⟨
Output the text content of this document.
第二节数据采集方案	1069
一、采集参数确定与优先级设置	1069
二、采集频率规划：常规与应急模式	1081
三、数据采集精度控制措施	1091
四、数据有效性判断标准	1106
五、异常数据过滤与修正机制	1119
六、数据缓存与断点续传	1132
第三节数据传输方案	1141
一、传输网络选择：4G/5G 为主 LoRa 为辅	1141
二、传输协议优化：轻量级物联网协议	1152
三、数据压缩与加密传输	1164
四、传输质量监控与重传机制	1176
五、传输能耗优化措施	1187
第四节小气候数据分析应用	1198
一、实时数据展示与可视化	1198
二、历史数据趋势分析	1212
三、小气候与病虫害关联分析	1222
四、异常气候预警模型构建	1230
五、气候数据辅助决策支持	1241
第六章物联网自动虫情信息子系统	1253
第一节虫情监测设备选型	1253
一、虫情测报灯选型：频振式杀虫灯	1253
⟩
» Work to be completed:
Word for word, write out the data.

» Answer to the task:
Output the text content of this document.
第二节数据采集方案	1069
一、采集参数确定与优先级设置	1069
二、采集频率规划：常规与应急模式	1081
三、数据采集精度控制措施	1091
四、数据有效性判断标准	1106
五、异常数据过滤与修正机制	1119
六、数据缓存与断点续传	1132
第三节数据传输方案	1141
一、传输网络选择：4G/5G 为主 LoRa 为辅	1141
二、传输协议优化：轻量级物联网协议	1152
三、数据压缩与加密传输	1164
四、传输质量监控与重传机制	1176
五、传输能耗优化措施	1187
第四节小气候数据分析应用	1198
一、实时数据展示与可视化	1198
二、历史数据趋势分析	1212
三、小气候与病虫害关联分析	1222
四、异常气候预警模型构建	1230
五、气候数据辅助决策支持	1241
第六章物联网自动虫情信息子系统	1253
第一节虫情监测设备选型	1253
一、虫情测报灯选型：频振式杀虫灯	1253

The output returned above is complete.